____ THE INPUT

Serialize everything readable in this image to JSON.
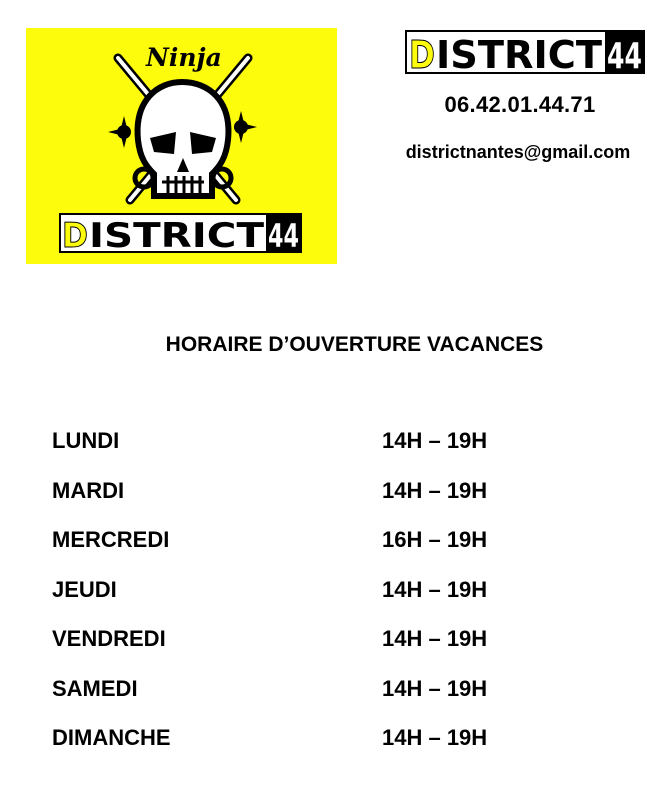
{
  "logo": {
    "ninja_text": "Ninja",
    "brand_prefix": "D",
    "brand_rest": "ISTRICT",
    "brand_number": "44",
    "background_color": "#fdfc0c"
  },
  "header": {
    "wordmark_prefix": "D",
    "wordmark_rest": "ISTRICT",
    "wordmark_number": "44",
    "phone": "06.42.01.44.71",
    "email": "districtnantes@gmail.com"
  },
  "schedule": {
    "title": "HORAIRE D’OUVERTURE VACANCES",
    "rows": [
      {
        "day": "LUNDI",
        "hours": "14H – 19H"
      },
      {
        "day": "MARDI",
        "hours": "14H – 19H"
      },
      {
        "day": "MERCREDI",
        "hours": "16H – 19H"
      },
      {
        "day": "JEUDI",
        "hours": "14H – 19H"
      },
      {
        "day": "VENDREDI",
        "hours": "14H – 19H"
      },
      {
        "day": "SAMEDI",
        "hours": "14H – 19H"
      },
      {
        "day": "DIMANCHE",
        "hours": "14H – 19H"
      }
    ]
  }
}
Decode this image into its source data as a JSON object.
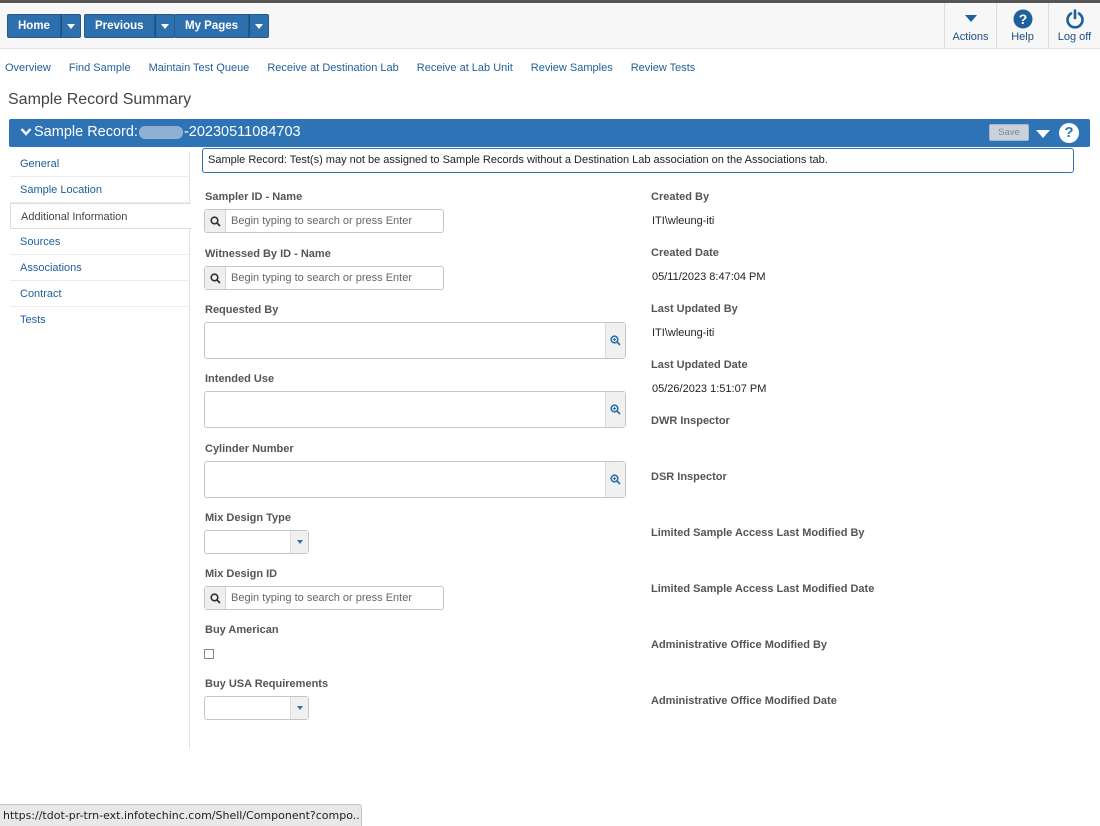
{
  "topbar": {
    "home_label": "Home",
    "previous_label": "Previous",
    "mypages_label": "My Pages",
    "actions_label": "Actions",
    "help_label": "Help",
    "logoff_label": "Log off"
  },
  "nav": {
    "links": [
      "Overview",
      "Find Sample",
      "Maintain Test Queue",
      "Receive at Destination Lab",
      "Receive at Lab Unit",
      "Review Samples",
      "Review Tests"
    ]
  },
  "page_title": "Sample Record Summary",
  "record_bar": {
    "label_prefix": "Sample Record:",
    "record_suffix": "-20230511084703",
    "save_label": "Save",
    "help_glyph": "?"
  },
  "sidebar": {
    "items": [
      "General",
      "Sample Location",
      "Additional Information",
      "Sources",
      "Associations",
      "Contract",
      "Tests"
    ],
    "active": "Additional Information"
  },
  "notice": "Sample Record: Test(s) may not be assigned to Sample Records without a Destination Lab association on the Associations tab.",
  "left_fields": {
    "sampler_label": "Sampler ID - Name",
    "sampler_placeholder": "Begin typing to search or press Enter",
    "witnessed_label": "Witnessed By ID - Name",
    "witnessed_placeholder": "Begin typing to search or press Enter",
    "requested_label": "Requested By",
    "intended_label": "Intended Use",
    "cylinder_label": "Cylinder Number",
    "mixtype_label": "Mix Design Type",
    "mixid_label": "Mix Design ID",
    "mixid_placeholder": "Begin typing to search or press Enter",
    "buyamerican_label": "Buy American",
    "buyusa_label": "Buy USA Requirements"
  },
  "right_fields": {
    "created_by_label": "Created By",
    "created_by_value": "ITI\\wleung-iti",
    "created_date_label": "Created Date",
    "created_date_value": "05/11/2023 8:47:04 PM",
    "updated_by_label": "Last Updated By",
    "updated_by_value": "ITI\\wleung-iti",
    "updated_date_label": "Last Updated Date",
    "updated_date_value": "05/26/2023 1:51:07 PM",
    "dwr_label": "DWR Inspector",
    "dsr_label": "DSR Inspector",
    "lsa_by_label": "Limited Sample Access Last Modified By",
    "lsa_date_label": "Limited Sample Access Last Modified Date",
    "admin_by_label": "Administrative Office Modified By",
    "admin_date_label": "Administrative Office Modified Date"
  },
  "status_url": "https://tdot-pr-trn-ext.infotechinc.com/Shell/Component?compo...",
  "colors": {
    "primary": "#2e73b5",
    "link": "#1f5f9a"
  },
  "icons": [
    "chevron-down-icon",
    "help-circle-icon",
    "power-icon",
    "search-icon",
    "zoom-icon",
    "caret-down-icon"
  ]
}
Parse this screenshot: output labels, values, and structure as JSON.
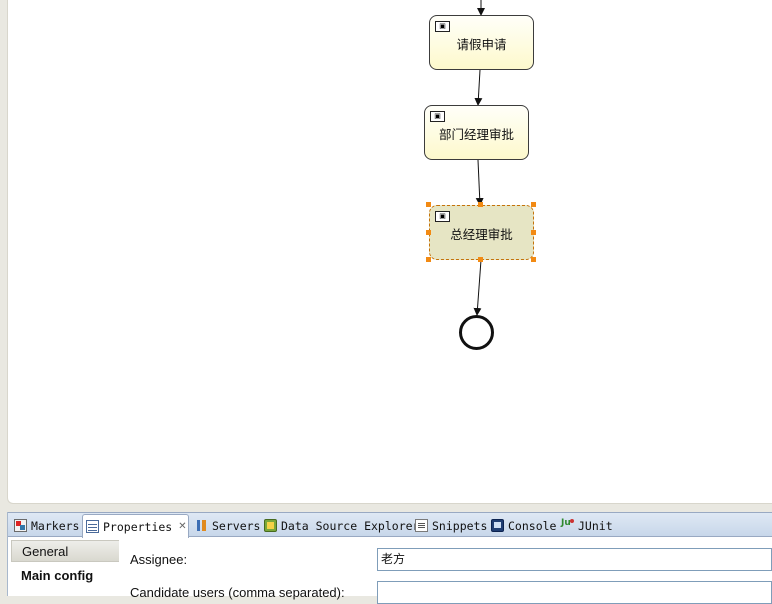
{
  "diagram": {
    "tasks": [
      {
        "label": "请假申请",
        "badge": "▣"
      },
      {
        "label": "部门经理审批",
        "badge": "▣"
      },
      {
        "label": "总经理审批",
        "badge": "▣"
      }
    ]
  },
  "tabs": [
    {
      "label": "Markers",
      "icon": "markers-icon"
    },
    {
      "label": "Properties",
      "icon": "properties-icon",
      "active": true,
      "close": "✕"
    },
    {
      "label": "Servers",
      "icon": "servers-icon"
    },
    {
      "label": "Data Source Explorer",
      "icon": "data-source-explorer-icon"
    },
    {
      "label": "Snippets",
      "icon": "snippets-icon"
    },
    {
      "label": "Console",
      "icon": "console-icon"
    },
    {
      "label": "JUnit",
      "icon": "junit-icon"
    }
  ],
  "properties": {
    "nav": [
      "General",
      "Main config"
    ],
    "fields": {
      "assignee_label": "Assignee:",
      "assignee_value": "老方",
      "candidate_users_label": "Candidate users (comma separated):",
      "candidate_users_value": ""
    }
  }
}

________

> **DIRECTION**
Write out all the entries exactly, except for the pictures.

> **SOLVED PROBLEM**
Serialize everything readable in this image to JSON.
{
  "logo": {
    "ninja_text": "Ninja",
    "brand_prefix": "D",
    "brand_rest": "ISTRICT",
    "brand_number": "44",
    "background_color": "#fdfc0c"
  },
  "header": {
    "wordmark_prefix": "D",
    "wordmark_rest": "ISTRICT",
    "wordmark_number": "44",
    "phone": "06.42.01.44.71",
    "email": "districtnantes@gmail.com"
  },
  "schedule": {
    "title": "HORAIRE D’OUVERTURE VACANCES",
    "rows": [
      {
        "day": "LUNDI",
        "hours": "14H – 19H"
      },
      {
        "day": "MARDI",
        "hours": "14H – 19H"
      },
      {
        "day": "MERCREDI",
        "hours": "16H – 19H"
      },
      {
        "day": "JEUDI",
        "hours": "14H – 19H"
      },
      {
        "day": "VENDREDI",
        "hours": "14H – 19H"
      },
      {
        "day": "SAMEDI",
        "hours": "14H – 19H"
      },
      {
        "day": "DIMANCHE",
        "hours": "14H – 19H"
      }
    ]
  }
}
Decode this image into its source data as a JSON object.
{
  "topbar": {
    "home_label": "Home",
    "previous_label": "Previous",
    "mypages_label": "My Pages",
    "actions_label": "Actions",
    "help_label": "Help",
    "logoff_label": "Log off"
  },
  "nav": {
    "links": [
      "Overview",
      "Find Sample",
      "Maintain Test Queue",
      "Receive at Destination Lab",
      "Receive at Lab Unit",
      "Review Samples",
      "Review Tests"
    ]
  },
  "page_title": "Sample Record Summary",
  "record_bar": {
    "label_prefix": "Sample Record:",
    "record_suffix": "-20230511084703",
    "save_label": "Save",
    "help_glyph": "?"
  },
  "sidebar": {
    "items": [
      "General",
      "Sample Location",
      "Additional Information",
      "Sources",
      "Associations",
      "Contract",
      "Tests"
    ],
    "active": "Additional Information"
  },
  "notice": "Sample Record: Test(s) may not be assigned to Sample Records without a Destination Lab association on the Associations tab.",
  "left_fields": {
    "sampler_label": "Sampler ID - Name",
    "sampler_placeholder": "Begin typing to search or press Enter",
    "witnessed_label": "Witnessed By ID - Name",
    "witnessed_placeholder": "Begin typing to search or press Enter",
    "requested_label": "Requested By",
    "intended_label": "Intended Use",
    "cylinder_label": "Cylinder Number",
    "mixtype_label": "Mix Design Type",
    "mixid_label": "Mix Design ID",
    "mixid_placeholder": "Begin typing to search or press Enter",
    "buyamerican_label": "Buy American",
    "buyusa_label": "Buy USA Requirements"
  },
  "right_fields": {
    "created_by_label": "Created By",
    "created_by_value": "ITI\\wleung-iti",
    "created_date_label": "Created Date",
    "created_date_value": "05/11/2023 8:47:04 PM",
    "updated_by_label": "Last Updated By",
    "updated_by_value": "ITI\\wleung-iti",
    "updated_date_label": "Last Updated Date",
    "updated_date_value": "05/26/2023 1:51:07 PM",
    "dwr_label": "DWR Inspector",
    "dsr_label": "DSR Inspector",
    "lsa_by_label": "Limited Sample Access Last Modified By",
    "lsa_date_label": "Limited Sample Access Last Modified Date",
    "admin_by_label": "Administrative Office Modified By",
    "admin_date_label": "Administrative Office Modified Date"
  },
  "status_url": "https://tdot-pr-trn-ext.infotechinc.com/Shell/Component?compo...",
  "colors": {
    "primary": "#2e73b5",
    "link": "#1f5f9a"
  },
  "icons": [
    "chevron-down-icon",
    "help-circle-icon",
    "power-icon",
    "search-icon",
    "zoom-icon",
    "caret-down-icon"
  ]
}
Parse this screenshot: output labels, values, and structure as JSON.
{
  "diagram": {
    "tasks": [
      {
        "label": "请假申请",
        "badge": "▣"
      },
      {
        "label": "部门经理审批",
        "badge": "▣"
      },
      {
        "label": "总经理审批",
        "badge": "▣"
      }
    ]
  },
  "tabs": [
    {
      "label": "Markers",
      "icon": "markers-icon"
    },
    {
      "label": "Properties",
      "icon": "properties-icon",
      "active": true,
      "close": "✕"
    },
    {
      "label": "Servers",
      "icon": "servers-icon"
    },
    {
      "label": "Data Source Explorer",
      "icon": "data-source-explorer-icon"
    },
    {
      "label": "Snippets",
      "icon": "snippets-icon"
    },
    {
      "label": "Console",
      "icon": "console-icon"
    },
    {
      "label": "JUnit",
      "icon": "junit-icon"
    }
  ],
  "properties": {
    "nav": [
      "General",
      "Main config"
    ],
    "fields": {
      "assignee_label": "Assignee:",
      "assignee_value": "老方",
      "candidate_users_label": "Candidate users (comma separated):",
      "candidate_users_value": ""
    }
  }
}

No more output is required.